Your goal: Copy every line in the records below that contains the word "flushing".

Listed entries:

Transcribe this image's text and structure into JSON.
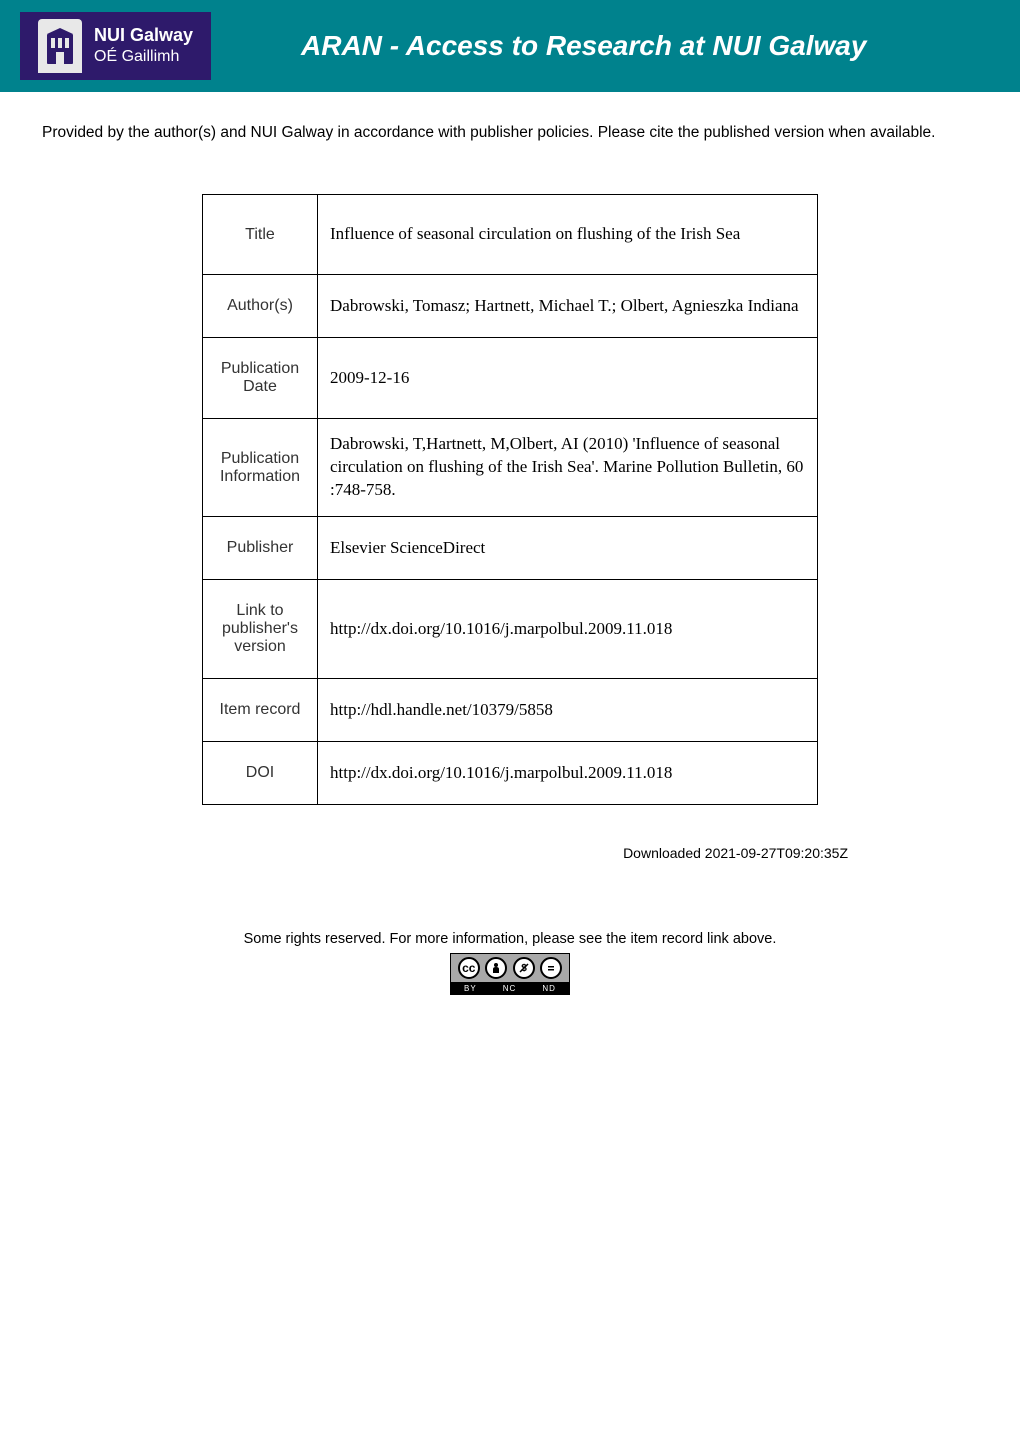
{
  "header": {
    "logo": {
      "line1": "NUI Galway",
      "line2": "OÉ Gaillimh"
    },
    "title": "ARAN - Access to Research at NUI Galway",
    "bar_color": "#00828d",
    "logo_bg": "#2e1a6b"
  },
  "intro": "Provided by the author(s) and NUI Galway in accordance with publisher policies. Please cite the published version when available.",
  "metadata": {
    "rows": [
      {
        "label": "Title",
        "value": "Influence of seasonal circulation on flushing of the Irish Sea"
      },
      {
        "label": "Author(s)",
        "value": "Dabrowski, Tomasz; Hartnett, Michael T.; Olbert, Agnieszka Indiana"
      },
      {
        "label": "Publication Date",
        "value": "2009-12-16"
      },
      {
        "label": "Publication Information",
        "value": "Dabrowski, T,Hartnett, M,Olbert, AI (2010) 'Influence of seasonal circulation on flushing of the Irish Sea'.  Marine Pollution Bulletin, 60 :748-758."
      },
      {
        "label": "Publisher",
        "value": "Elsevier ScienceDirect"
      },
      {
        "label": "Link to publisher's version",
        "value": "http://dx.doi.org/10.1016/j.marpolbul.2009.11.018"
      },
      {
        "label": "Item record",
        "value": "http://hdl.handle.net/10379/5858"
      },
      {
        "label": "DOI",
        "value": "http://dx.doi.org/10.1016/j.marpolbul.2009.11.018"
      }
    ]
  },
  "downloaded": "Downloaded 2021-09-27T09:20:35Z",
  "rights_text": "Some rights reserved. For more information, please see the item record link above.",
  "cc": {
    "icons": [
      "cc",
      "①",
      "⊘",
      "⊜"
    ],
    "labels": [
      "BY",
      "NC",
      "ND"
    ]
  }
}
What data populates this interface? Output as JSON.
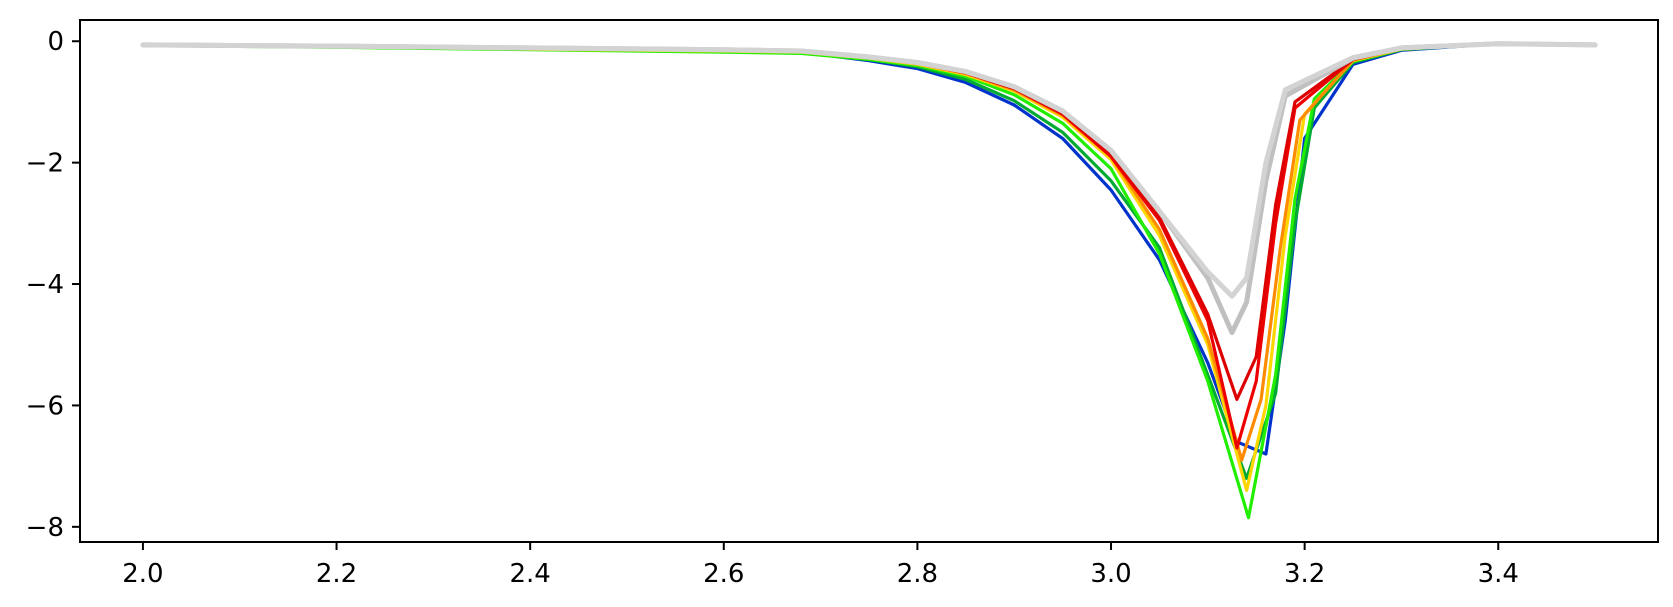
{
  "chart_data": {
    "type": "line",
    "title": "",
    "xlabel": "",
    "ylabel": "",
    "xlim": [
      1.935,
      3.565
    ],
    "ylim": [
      -8.25,
      0.35
    ],
    "xticks": [
      2.0,
      2.2,
      2.4,
      2.6,
      2.8,
      3.0,
      3.2,
      3.4
    ],
    "xtick_labels": [
      "2.0",
      "2.2",
      "2.4",
      "2.6",
      "2.8",
      "3.0",
      "3.2",
      "3.4"
    ],
    "yticks": [
      0,
      -2,
      -4,
      -6,
      -8
    ],
    "ytick_labels": [
      "0",
      "−2",
      "−4",
      "−6",
      "−8"
    ],
    "grid": false,
    "legend": "none",
    "series": [
      {
        "color": "#0033cc",
        "x": [
          2.0,
          2.2,
          2.4,
          2.6,
          2.68,
          2.75,
          2.8,
          2.85,
          2.9,
          2.95,
          3.0,
          3.05,
          3.1,
          3.13,
          3.16,
          3.18,
          3.2,
          3.25,
          3.3,
          3.4,
          3.5
        ],
        "y": [
          -0.05,
          -0.08,
          -0.12,
          -0.16,
          -0.18,
          -0.32,
          -0.45,
          -0.68,
          -1.05,
          -1.6,
          -2.45,
          -3.6,
          -5.3,
          -6.6,
          -6.8,
          -4.6,
          -1.6,
          -0.38,
          -0.15,
          -0.04,
          -0.06
        ]
      },
      {
        "color": "#00aa33",
        "x": [
          2.0,
          2.2,
          2.4,
          2.6,
          2.68,
          2.75,
          2.8,
          2.85,
          2.9,
          2.95,
          3.0,
          3.05,
          3.1,
          3.14,
          3.17,
          3.19,
          3.21,
          3.25,
          3.3,
          3.4,
          3.5
        ],
        "y": [
          -0.06,
          -0.09,
          -0.13,
          -0.17,
          -0.19,
          -0.3,
          -0.42,
          -0.63,
          -0.98,
          -1.5,
          -2.3,
          -3.4,
          -5.5,
          -7.2,
          -5.8,
          -3.0,
          -1.1,
          -0.35,
          -0.14,
          -0.04,
          -0.06
        ]
      },
      {
        "color": "#22ee00",
        "x": [
          2.0,
          2.2,
          2.4,
          2.6,
          2.68,
          2.75,
          2.8,
          2.85,
          2.9,
          2.95,
          3.0,
          3.05,
          3.1,
          3.142,
          3.17,
          3.19,
          3.21,
          3.25,
          3.3,
          3.4,
          3.5
        ],
        "y": [
          -0.07,
          -0.1,
          -0.14,
          -0.18,
          -0.2,
          -0.3,
          -0.4,
          -0.58,
          -0.88,
          -1.35,
          -2.1,
          -3.5,
          -5.6,
          -7.85,
          -5.5,
          -2.6,
          -0.95,
          -0.33,
          -0.13,
          -0.04,
          -0.06
        ]
      },
      {
        "color": "#ffd700",
        "x": [
          2.0,
          2.2,
          2.4,
          2.6,
          2.68,
          2.75,
          2.8,
          2.85,
          2.9,
          2.95,
          3.0,
          3.05,
          3.1,
          3.14,
          3.16,
          3.18,
          3.2,
          3.25,
          3.3,
          3.4,
          3.5
        ],
        "y": [
          -0.06,
          -0.09,
          -0.13,
          -0.16,
          -0.18,
          -0.28,
          -0.38,
          -0.55,
          -0.82,
          -1.25,
          -1.95,
          -3.2,
          -5.0,
          -7.4,
          -6.0,
          -3.2,
          -1.2,
          -0.32,
          -0.13,
          -0.04,
          -0.06
        ]
      },
      {
        "color": "#ff8c00",
        "x": [
          2.0,
          2.2,
          2.4,
          2.6,
          2.68,
          2.75,
          2.8,
          2.85,
          2.9,
          2.95,
          3.0,
          3.05,
          3.1,
          3.135,
          3.155,
          3.175,
          3.195,
          3.25,
          3.3,
          3.4,
          3.5
        ],
        "y": [
          -0.06,
          -0.09,
          -0.12,
          -0.15,
          -0.17,
          -0.27,
          -0.37,
          -0.53,
          -0.8,
          -1.22,
          -1.9,
          -3.1,
          -4.9,
          -6.9,
          -5.9,
          -3.4,
          -1.3,
          -0.31,
          -0.12,
          -0.04,
          -0.06
        ]
      },
      {
        "color": "#ee0000",
        "x": [
          2.0,
          2.2,
          2.4,
          2.6,
          2.68,
          2.75,
          2.8,
          2.85,
          2.9,
          2.95,
          3.0,
          3.05,
          3.1,
          3.13,
          3.15,
          3.17,
          3.19,
          3.25,
          3.3,
          3.4,
          3.5
        ],
        "y": [
          -0.07,
          -0.09,
          -0.12,
          -0.15,
          -0.17,
          -0.27,
          -0.36,
          -0.52,
          -0.78,
          -1.2,
          -1.9,
          -2.95,
          -4.6,
          -6.7,
          -5.6,
          -3.0,
          -1.1,
          -0.3,
          -0.12,
          -0.04,
          -0.06
        ]
      },
      {
        "color": "#dd0000",
        "x": [
          2.0,
          2.2,
          2.4,
          2.6,
          2.68,
          2.75,
          2.8,
          2.85,
          2.9,
          2.95,
          3.0,
          3.05,
          3.1,
          3.13,
          3.15,
          3.17,
          3.19,
          3.25,
          3.3,
          3.4,
          3.5
        ],
        "y": [
          -0.07,
          -0.09,
          -0.12,
          -0.15,
          -0.17,
          -0.27,
          -0.36,
          -0.52,
          -0.78,
          -1.18,
          -1.85,
          -2.9,
          -4.5,
          -5.9,
          -5.2,
          -2.7,
          -1.0,
          -0.3,
          -0.12,
          -0.04,
          -0.06
        ]
      },
      {
        "color": "#c0c0c0",
        "x": [
          2.0,
          2.2,
          2.4,
          2.6,
          2.68,
          2.75,
          2.8,
          2.85,
          2.9,
          2.95,
          3.0,
          3.05,
          3.1,
          3.125,
          3.14,
          3.16,
          3.18,
          3.25,
          3.3,
          3.4,
          3.5
        ],
        "y": [
          -0.06,
          -0.08,
          -0.11,
          -0.14,
          -0.16,
          -0.26,
          -0.35,
          -0.5,
          -0.75,
          -1.15,
          -1.8,
          -2.8,
          -3.9,
          -4.8,
          -4.3,
          -2.3,
          -0.9,
          -0.28,
          -0.11,
          -0.04,
          -0.06
        ]
      },
      {
        "color": "#d3d3d3",
        "x": [
          2.0,
          2.2,
          2.4,
          2.6,
          2.68,
          2.75,
          2.8,
          2.85,
          2.9,
          2.95,
          3.0,
          3.05,
          3.1,
          3.125,
          3.14,
          3.16,
          3.18,
          3.25,
          3.3,
          3.4,
          3.5
        ],
        "y": [
          -0.06,
          -0.08,
          -0.11,
          -0.14,
          -0.16,
          -0.26,
          -0.35,
          -0.5,
          -0.75,
          -1.15,
          -1.8,
          -2.8,
          -3.8,
          -4.2,
          -3.9,
          -2.0,
          -0.8,
          -0.27,
          -0.11,
          -0.04,
          -0.06
        ]
      }
    ]
  }
}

Completed task:
        "value": "Influence of seasonal circulation on flushing of the Irish Sea"
        "value": "Dabrowski, T,Hartnett, M,Olbert, AI (2010) 'Influence of seasonal circulation on flushing of the Irish Sea'.  Marine Pollution Bulletin, 60 :748-758."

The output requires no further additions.